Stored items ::
□ □ □ □

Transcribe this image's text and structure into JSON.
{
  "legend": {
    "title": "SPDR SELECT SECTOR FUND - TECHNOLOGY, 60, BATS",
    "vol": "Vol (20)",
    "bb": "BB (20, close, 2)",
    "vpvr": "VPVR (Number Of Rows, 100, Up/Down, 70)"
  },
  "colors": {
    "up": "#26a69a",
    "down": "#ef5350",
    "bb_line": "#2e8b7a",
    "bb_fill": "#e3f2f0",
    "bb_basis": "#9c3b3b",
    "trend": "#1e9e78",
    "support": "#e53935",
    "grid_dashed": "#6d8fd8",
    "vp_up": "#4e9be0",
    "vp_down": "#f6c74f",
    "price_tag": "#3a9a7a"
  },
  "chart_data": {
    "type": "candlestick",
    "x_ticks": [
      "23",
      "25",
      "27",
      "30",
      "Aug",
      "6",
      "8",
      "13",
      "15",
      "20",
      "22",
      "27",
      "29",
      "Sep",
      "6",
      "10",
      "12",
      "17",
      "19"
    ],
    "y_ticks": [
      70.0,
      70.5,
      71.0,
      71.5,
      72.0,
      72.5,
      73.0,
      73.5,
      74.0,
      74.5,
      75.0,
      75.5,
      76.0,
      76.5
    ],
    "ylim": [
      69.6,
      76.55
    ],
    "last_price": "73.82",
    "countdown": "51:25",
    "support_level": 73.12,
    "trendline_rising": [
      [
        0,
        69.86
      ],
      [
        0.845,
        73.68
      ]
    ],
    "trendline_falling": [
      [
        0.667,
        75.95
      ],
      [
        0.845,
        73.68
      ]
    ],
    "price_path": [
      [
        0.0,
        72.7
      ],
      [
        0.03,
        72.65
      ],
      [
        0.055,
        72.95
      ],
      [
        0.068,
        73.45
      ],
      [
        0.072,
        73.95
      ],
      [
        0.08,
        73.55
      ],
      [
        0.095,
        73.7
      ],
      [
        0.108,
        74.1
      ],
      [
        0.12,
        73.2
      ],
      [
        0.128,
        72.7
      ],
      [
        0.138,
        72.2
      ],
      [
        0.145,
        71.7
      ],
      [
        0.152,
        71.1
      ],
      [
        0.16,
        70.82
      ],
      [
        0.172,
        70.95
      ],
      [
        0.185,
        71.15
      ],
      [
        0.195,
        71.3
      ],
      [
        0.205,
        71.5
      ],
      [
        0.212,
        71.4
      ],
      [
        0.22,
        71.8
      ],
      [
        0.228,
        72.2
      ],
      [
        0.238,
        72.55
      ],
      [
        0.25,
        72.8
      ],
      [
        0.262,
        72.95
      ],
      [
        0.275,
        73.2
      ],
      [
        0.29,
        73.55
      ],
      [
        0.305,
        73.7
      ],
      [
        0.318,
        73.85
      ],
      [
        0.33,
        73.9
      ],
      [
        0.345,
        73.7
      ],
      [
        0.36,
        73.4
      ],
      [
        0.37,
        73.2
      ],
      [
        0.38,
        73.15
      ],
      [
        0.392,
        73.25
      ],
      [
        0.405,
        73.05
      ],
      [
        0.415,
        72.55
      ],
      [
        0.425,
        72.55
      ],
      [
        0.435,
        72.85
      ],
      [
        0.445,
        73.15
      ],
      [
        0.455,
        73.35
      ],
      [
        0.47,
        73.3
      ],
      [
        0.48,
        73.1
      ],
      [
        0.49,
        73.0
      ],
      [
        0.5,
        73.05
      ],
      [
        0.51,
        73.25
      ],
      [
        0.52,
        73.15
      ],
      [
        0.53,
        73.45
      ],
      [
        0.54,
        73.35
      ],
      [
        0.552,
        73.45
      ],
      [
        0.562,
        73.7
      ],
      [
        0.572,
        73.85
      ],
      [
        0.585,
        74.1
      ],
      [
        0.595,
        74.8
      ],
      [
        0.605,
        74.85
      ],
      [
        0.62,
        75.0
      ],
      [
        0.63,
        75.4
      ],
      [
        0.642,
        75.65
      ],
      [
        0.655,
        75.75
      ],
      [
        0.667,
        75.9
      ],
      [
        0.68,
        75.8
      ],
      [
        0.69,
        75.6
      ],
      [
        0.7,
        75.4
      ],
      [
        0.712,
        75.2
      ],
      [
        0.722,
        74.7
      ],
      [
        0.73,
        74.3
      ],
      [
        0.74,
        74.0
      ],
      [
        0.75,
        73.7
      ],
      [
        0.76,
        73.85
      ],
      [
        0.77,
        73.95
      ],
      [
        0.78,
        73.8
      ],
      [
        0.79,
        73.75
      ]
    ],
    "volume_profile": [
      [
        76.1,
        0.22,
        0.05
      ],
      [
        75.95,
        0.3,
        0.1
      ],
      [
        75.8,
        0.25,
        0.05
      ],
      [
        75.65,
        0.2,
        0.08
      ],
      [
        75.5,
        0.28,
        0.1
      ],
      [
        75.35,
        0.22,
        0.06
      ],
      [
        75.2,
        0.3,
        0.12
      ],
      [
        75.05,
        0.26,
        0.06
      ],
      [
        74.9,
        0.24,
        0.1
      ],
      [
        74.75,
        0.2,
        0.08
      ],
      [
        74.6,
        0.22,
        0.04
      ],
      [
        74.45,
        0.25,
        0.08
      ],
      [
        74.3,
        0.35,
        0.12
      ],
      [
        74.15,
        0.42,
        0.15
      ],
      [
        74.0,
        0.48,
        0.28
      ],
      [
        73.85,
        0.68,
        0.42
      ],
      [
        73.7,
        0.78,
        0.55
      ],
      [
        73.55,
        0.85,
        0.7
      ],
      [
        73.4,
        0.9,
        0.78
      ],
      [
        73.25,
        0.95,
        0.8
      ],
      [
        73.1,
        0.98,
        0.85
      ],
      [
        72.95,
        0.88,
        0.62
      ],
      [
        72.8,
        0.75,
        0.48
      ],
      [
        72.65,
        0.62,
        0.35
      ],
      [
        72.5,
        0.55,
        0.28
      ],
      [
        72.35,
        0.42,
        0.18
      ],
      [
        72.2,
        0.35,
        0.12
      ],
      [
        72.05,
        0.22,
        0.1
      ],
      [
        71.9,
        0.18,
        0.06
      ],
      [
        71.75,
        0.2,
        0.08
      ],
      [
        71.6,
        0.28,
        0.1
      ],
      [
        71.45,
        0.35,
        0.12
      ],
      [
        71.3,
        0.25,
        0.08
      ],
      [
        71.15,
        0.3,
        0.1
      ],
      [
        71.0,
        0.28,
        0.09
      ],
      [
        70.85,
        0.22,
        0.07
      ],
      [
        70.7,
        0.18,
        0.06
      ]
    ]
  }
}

□ □ □ □

Exercise task ::
Your task is to reproduce the whole listing exactly.

Reply to the task ::
Transcribe this image's text and structure into JSON.
{
  "legend": {
    "title": "SPDR SELECT SECTOR FUND - TECHNOLOGY, 60, BATS",
    "vol": "Vol (20)",
    "bb": "BB (20, close, 2)",
    "vpvr": "VPVR (Number Of Rows, 100, Up/Down, 70)"
  },
  "colors": {
    "up": "#26a69a",
    "down": "#ef5350",
    "bb_line": "#2e8b7a",
    "bb_fill": "#e3f2f0",
    "bb_basis": "#9c3b3b",
    "trend": "#1e9e78",
    "support": "#e53935",
    "grid_dashed": "#6d8fd8",
    "vp_up": "#4e9be0",
    "vp_down": "#f6c74f",
    "price_tag": "#3a9a7a"
  },
  "chart_data": {
    "type": "candlestick",
    "x_ticks": [
      "23",
      "25",
      "27",
      "30",
      "Aug",
      "6",
      "8",
      "13",
      "15",
      "20",
      "22",
      "27",
      "29",
      "Sep",
      "6",
      "10",
      "12",
      "17",
      "19"
    ],
    "y_ticks": [
      70.0,
      70.5,
      71.0,
      71.5,
      72.0,
      72.5,
      73.0,
      73.5,
      74.0,
      74.5,
      75.0,
      75.5,
      76.0,
      76.5
    ],
    "ylim": [
      69.6,
      76.55
    ],
    "last_price": "73.82",
    "countdown": "51:25",
    "support_level": 73.12,
    "trendline_rising": [
      [
        0,
        69.86
      ],
      [
        0.845,
        73.68
      ]
    ],
    "trendline_falling": [
      [
        0.667,
        75.95
      ],
      [
        0.845,
        73.68
      ]
    ],
    "price_path": [
      [
        0.0,
        72.7
      ],
      [
        0.03,
        72.65
      ],
      [
        0.055,
        72.95
      ],
      [
        0.068,
        73.45
      ],
      [
        0.072,
        73.95
      ],
      [
        0.08,
        73.55
      ],
      [
        0.095,
        73.7
      ],
      [
        0.108,
        74.1
      ],
      [
        0.12,
        73.2
      ],
      [
        0.128,
        72.7
      ],
      [
        0.138,
        72.2
      ],
      [
        0.145,
        71.7
      ],
      [
        0.152,
        71.1
      ],
      [
        0.16,
        70.82
      ],
      [
        0.172,
        70.95
      ],
      [
        0.185,
        71.15
      ],
      [
        0.195,
        71.3
      ],
      [
        0.205,
        71.5
      ],
      [
        0.212,
        71.4
      ],
      [
        0.22,
        71.8
      ],
      [
        0.228,
        72.2
      ],
      [
        0.238,
        72.55
      ],
      [
        0.25,
        72.8
      ],
      [
        0.262,
        72.95
      ],
      [
        0.275,
        73.2
      ],
      [
        0.29,
        73.55
      ],
      [
        0.305,
        73.7
      ],
      [
        0.318,
        73.85
      ],
      [
        0.33,
        73.9
      ],
      [
        0.345,
        73.7
      ],
      [
        0.36,
        73.4
      ],
      [
        0.37,
        73.2
      ],
      [
        0.38,
        73.15
      ],
      [
        0.392,
        73.25
      ],
      [
        0.405,
        73.05
      ],
      [
        0.415,
        72.55
      ],
      [
        0.425,
        72.55
      ],
      [
        0.435,
        72.85
      ],
      [
        0.445,
        73.15
      ],
      [
        0.455,
        73.35
      ],
      [
        0.47,
        73.3
      ],
      [
        0.48,
        73.1
      ],
      [
        0.49,
        73.0
      ],
      [
        0.5,
        73.05
      ],
      [
        0.51,
        73.25
      ],
      [
        0.52,
        73.15
      ],
      [
        0.53,
        73.45
      ],
      [
        0.54,
        73.35
      ],
      [
        0.552,
        73.45
      ],
      [
        0.562,
        73.7
      ],
      [
        0.572,
        73.85
      ],
      [
        0.585,
        74.1
      ],
      [
        0.595,
        74.8
      ],
      [
        0.605,
        74.85
      ],
      [
        0.62,
        75.0
      ],
      [
        0.63,
        75.4
      ],
      [
        0.642,
        75.65
      ],
      [
        0.655,
        75.75
      ],
      [
        0.667,
        75.9
      ],
      [
        0.68,
        75.8
      ],
      [
        0.69,
        75.6
      ],
      [
        0.7,
        75.4
      ],
      [
        0.712,
        75.2
      ],
      [
        0.722,
        74.7
      ],
      [
        0.73,
        74.3
      ],
      [
        0.74,
        74.0
      ],
      [
        0.75,
        73.7
      ],
      [
        0.76,
        73.85
      ],
      [
        0.77,
        73.95
      ],
      [
        0.78,
        73.8
      ],
      [
        0.79,
        73.75
      ]
    ],
    "volume_profile": [
      [
        76.1,
        0.22,
        0.05
      ],
      [
        75.95,
        0.3,
        0.1
      ],
      [
        75.8,
        0.25,
        0.05
      ],
      [
        75.65,
        0.2,
        0.08
      ],
      [
        75.5,
        0.28,
        0.1
      ],
      [
        75.35,
        0.22,
        0.06
      ],
      [
        75.2,
        0.3,
        0.12
      ],
      [
        75.05,
        0.26,
        0.06
      ],
      [
        74.9,
        0.24,
        0.1
      ],
      [
        74.75,
        0.2,
        0.08
      ],
      [
        74.6,
        0.22,
        0.04
      ],
      [
        74.45,
        0.25,
        0.08
      ],
      [
        74.3,
        0.35,
        0.12
      ],
      [
        74.15,
        0.42,
        0.15
      ],
      [
        74.0,
        0.48,
        0.28
      ],
      [
        73.85,
        0.68,
        0.42
      ],
      [
        73.7,
        0.78,
        0.55
      ],
      [
        73.55,
        0.85,
        0.7
      ],
      [
        73.4,
        0.9,
        0.78
      ],
      [
        73.25,
        0.95,
        0.8
      ],
      [
        73.1,
        0.98,
        0.85
      ],
      [
        72.95,
        0.88,
        0.62
      ],
      [
        72.8,
        0.75,
        0.48
      ],
      [
        72.65,
        0.62,
        0.35
      ],
      [
        72.5,
        0.55,
        0.28
      ],
      [
        72.35,
        0.42,
        0.18
      ],
      [
        72.2,
        0.35,
        0.12
      ],
      [
        72.05,
        0.22,
        0.1
      ],
      [
        71.9,
        0.18,
        0.06
      ],
      [
        71.75,
        0.2,
        0.08
      ],
      [
        71.6,
        0.28,
        0.1
      ],
      [
        71.45,
        0.35,
        0.12
      ],
      [
        71.3,
        0.25,
        0.08
      ],
      [
        71.15,
        0.3,
        0.1
      ],
      [
        71.0,
        0.28,
        0.09
      ],
      [
        70.85,
        0.22,
        0.07
      ],
      [
        70.7,
        0.18,
        0.06
      ]
    ]
  }
}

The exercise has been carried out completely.